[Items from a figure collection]

## Start

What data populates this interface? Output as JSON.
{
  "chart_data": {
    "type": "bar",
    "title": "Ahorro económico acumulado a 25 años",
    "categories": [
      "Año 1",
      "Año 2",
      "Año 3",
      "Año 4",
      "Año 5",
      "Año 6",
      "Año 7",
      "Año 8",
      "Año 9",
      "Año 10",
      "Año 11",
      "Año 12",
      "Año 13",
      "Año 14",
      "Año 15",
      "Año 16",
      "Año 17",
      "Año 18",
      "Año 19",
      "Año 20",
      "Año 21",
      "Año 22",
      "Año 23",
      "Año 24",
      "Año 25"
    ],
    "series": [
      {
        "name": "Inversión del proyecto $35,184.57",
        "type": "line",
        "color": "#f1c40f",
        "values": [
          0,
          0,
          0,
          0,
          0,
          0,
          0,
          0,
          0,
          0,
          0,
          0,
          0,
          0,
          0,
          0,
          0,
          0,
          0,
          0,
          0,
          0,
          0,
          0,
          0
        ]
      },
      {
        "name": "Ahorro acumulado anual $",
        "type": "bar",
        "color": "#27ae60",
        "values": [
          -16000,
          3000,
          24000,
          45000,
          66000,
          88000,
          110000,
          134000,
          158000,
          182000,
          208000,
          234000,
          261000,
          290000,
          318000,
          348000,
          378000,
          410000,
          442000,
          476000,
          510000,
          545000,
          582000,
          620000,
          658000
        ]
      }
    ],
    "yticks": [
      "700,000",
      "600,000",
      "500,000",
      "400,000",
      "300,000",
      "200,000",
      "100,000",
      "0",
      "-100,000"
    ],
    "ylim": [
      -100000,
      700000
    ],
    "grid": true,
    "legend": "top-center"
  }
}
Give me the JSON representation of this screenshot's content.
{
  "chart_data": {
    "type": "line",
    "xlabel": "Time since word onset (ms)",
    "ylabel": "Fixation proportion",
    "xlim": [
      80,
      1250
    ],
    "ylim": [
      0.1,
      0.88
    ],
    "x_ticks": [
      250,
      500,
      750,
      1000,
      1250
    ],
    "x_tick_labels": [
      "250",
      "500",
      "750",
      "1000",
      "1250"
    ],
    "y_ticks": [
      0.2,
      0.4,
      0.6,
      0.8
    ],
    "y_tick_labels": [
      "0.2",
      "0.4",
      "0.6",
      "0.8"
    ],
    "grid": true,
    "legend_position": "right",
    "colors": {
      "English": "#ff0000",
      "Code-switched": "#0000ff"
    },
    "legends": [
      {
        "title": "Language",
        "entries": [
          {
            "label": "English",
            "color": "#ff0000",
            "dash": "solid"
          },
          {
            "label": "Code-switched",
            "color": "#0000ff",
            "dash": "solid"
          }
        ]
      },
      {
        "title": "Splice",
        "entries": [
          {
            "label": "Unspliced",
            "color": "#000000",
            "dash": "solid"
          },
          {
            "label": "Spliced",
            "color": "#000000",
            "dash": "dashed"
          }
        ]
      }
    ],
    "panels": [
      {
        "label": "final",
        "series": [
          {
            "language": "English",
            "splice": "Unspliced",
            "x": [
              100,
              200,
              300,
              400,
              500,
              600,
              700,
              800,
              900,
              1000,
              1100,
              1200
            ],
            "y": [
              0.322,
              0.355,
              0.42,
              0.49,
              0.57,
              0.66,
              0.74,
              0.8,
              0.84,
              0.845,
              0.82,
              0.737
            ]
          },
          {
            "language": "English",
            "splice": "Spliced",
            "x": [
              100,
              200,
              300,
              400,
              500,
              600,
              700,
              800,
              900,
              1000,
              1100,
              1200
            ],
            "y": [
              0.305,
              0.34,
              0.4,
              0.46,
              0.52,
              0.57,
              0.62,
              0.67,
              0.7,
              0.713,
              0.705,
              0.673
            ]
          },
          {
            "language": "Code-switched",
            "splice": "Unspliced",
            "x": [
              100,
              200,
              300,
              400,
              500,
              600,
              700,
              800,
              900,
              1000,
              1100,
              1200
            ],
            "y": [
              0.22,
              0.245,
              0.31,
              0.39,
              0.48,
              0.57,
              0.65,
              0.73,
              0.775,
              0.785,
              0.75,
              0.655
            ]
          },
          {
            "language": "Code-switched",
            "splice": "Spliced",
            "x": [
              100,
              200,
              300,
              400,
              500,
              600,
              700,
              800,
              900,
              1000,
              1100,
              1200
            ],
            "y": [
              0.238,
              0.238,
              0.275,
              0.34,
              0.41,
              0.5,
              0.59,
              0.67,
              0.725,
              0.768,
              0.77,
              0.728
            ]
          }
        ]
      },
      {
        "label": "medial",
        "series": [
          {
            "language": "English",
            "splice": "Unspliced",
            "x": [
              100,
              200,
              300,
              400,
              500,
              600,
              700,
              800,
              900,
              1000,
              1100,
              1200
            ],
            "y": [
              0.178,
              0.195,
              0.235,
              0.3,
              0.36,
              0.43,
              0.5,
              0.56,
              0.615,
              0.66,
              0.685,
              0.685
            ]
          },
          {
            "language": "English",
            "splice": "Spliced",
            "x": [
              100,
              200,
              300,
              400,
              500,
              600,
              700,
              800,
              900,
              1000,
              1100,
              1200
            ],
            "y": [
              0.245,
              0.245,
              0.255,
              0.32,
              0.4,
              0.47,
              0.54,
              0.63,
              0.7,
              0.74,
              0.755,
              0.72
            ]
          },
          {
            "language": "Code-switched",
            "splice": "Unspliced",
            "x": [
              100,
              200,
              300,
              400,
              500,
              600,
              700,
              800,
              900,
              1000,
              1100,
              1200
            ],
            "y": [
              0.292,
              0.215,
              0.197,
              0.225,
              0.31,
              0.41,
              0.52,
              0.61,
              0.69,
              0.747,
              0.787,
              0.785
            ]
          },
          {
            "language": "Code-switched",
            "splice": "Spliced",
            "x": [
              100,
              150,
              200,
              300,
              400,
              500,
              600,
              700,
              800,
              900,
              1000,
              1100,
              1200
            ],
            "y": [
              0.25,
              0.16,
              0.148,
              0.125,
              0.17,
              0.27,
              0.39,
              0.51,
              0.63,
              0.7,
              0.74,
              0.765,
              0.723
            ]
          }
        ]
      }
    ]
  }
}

## End

#### [EXERCISE DIRECTIONS]
Recopy the whole listing exactly.

#### [EXERCISE RESPONSE]
What data populates this interface? Output as JSON.
{
  "chart_data": {
    "type": "bar",
    "title": "Ahorro económico acumulado a 25 años",
    "categories": [
      "Año 1",
      "Año 2",
      "Año 3",
      "Año 4",
      "Año 5",
      "Año 6",
      "Año 7",
      "Año 8",
      "Año 9",
      "Año 10",
      "Año 11",
      "Año 12",
      "Año 13",
      "Año 14",
      "Año 15",
      "Año 16",
      "Año 17",
      "Año 18",
      "Año 19",
      "Año 20",
      "Año 21",
      "Año 22",
      "Año 23",
      "Año 24",
      "Año 25"
    ],
    "series": [
      {
        "name": "Inversión del proyecto $35,184.57",
        "type": "line",
        "color": "#f1c40f",
        "values": [
          0,
          0,
          0,
          0,
          0,
          0,
          0,
          0,
          0,
          0,
          0,
          0,
          0,
          0,
          0,
          0,
          0,
          0,
          0,
          0,
          0,
          0,
          0,
          0,
          0
        ]
      },
      {
        "name": "Ahorro acumulado anual $",
        "type": "bar",
        "color": "#27ae60",
        "values": [
          -16000,
          3000,
          24000,
          45000,
          66000,
          88000,
          110000,
          134000,
          158000,
          182000,
          208000,
          234000,
          261000,
          290000,
          318000,
          348000,
          378000,
          410000,
          442000,
          476000,
          510000,
          545000,
          582000,
          620000,
          658000
        ]
      }
    ],
    "yticks": [
      "700,000",
      "600,000",
      "500,000",
      "400,000",
      "300,000",
      "200,000",
      "100,000",
      "0",
      "-100,000"
    ],
    "ylim": [
      -100000,
      700000
    ],
    "grid": true,
    "legend": "top-center"
  }
}
Give me the JSON representation of this screenshot's content.
{
  "chart_data": {
    "type": "line",
    "xlabel": "Time since word onset (ms)",
    "ylabel": "Fixation proportion",
    "xlim": [
      80,
      1250
    ],
    "ylim": [
      0.1,
      0.88
    ],
    "x_ticks": [
      250,
      500,
      750,
      1000,
      1250
    ],
    "x_tick_labels": [
      "250",
      "500",
      "750",
      "1000",
      "1250"
    ],
    "y_ticks": [
      0.2,
      0.4,
      0.6,
      0.8
    ],
    "y_tick_labels": [
      "0.2",
      "0.4",
      "0.6",
      "0.8"
    ],
    "grid": true,
    "legend_position": "right",
    "colors": {
      "English": "#ff0000",
      "Code-switched": "#0000ff"
    },
    "legends": [
      {
        "title": "Language",
        "entries": [
          {
            "label": "English",
            "color": "#ff0000",
            "dash": "solid"
          },
          {
            "label": "Code-switched",
            "color": "#0000ff",
            "dash": "solid"
          }
        ]
      },
      {
        "title": "Splice",
        "entries": [
          {
            "label": "Unspliced",
            "color": "#000000",
            "dash": "solid"
          },
          {
            "label": "Spliced",
            "color": "#000000",
            "dash": "dashed"
          }
        ]
      }
    ],
    "panels": [
      {
        "label": "final",
        "series": [
          {
            "language": "English",
            "splice": "Unspliced",
            "x": [
              100,
              200,
              300,
              400,
              500,
              600,
              700,
              800,
              900,
              1000,
              1100,
              1200
            ],
            "y": [
              0.322,
              0.355,
              0.42,
              0.49,
              0.57,
              0.66,
              0.74,
              0.8,
              0.84,
              0.845,
              0.82,
              0.737
            ]
          },
          {
            "language": "English",
            "splice": "Spliced",
            "x": [
              100,
              200,
              300,
              400,
              500,
              600,
              700,
              800,
              900,
              1000,
              1100,
              1200
            ],
            "y": [
              0.305,
              0.34,
              0.4,
              0.46,
              0.52,
              0.57,
              0.62,
              0.67,
              0.7,
              0.713,
              0.705,
              0.673
            ]
          },
          {
            "language": "Code-switched",
            "splice": "Unspliced",
            "x": [
              100,
              200,
              300,
              400,
              500,
              600,
              700,
              800,
              900,
              1000,
              1100,
              1200
            ],
            "y": [
              0.22,
              0.245,
              0.31,
              0.39,
              0.48,
              0.57,
              0.65,
              0.73,
              0.775,
              0.785,
              0.75,
              0.655
            ]
          },
          {
            "language": "Code-switched",
            "splice": "Spliced",
            "x": [
              100,
              200,
              300,
              400,
              500,
              600,
              700,
              800,
              900,
              1000,
              1100,
              1200
            ],
            "y": [
              0.238,
              0.238,
              0.275,
              0.34,
              0.41,
              0.5,
              0.59,
              0.67,
              0.725,
              0.768,
              0.77,
              0.728
            ]
          }
        ]
      },
      {
        "label": "medial",
        "series": [
          {
            "language": "English",
            "splice": "Unspliced",
            "x": [
              100,
              200,
              300,
              400,
              500,
              600,
              700,
              800,
              900,
              1000,
              1100,
              1200
            ],
            "y": [
              0.178,
              0.195,
              0.235,
              0.3,
              0.36,
              0.43,
              0.5,
              0.56,
              0.615,
              0.66,
              0.685,
              0.685
            ]
          },
          {
            "language": "English",
            "splice": "Spliced",
            "x": [
              100,
              200,
              300,
              400,
              500,
              600,
              700,
              800,
              900,
              1000,
              1100,
              1200
            ],
            "y": [
              0.245,
              0.245,
              0.255,
              0.32,
              0.4,
              0.47,
              0.54,
              0.63,
              0.7,
              0.74,
              0.755,
              0.72
            ]
          },
          {
            "language": "Code-switched",
            "splice": "Unspliced",
            "x": [
              100,
              200,
              300,
              400,
              500,
              600,
              700,
              800,
              900,
              1000,
              1100,
              1200
            ],
            "y": [
              0.292,
              0.215,
              0.197,
              0.225,
              0.31,
              0.41,
              0.52,
              0.61,
              0.69,
              0.747,
              0.787,
              0.785
            ]
          },
          {
            "language": "Code-switched",
            "splice": "Spliced",
            "x": [
              100,
              150,
              200,
              300,
              400,
              500,
              600,
              700,
              800,
              900,
              1000,
              1100,
              1200
            ],
            "y": [
              0.25,
              0.16,
              0.148,
              0.125,
              0.17,
              0.27,
              0.39,
              0.51,
              0.63,
              0.7,
              0.74,
              0.765,
              0.723
            ]
          }
        ]
      }
    ]
  }
}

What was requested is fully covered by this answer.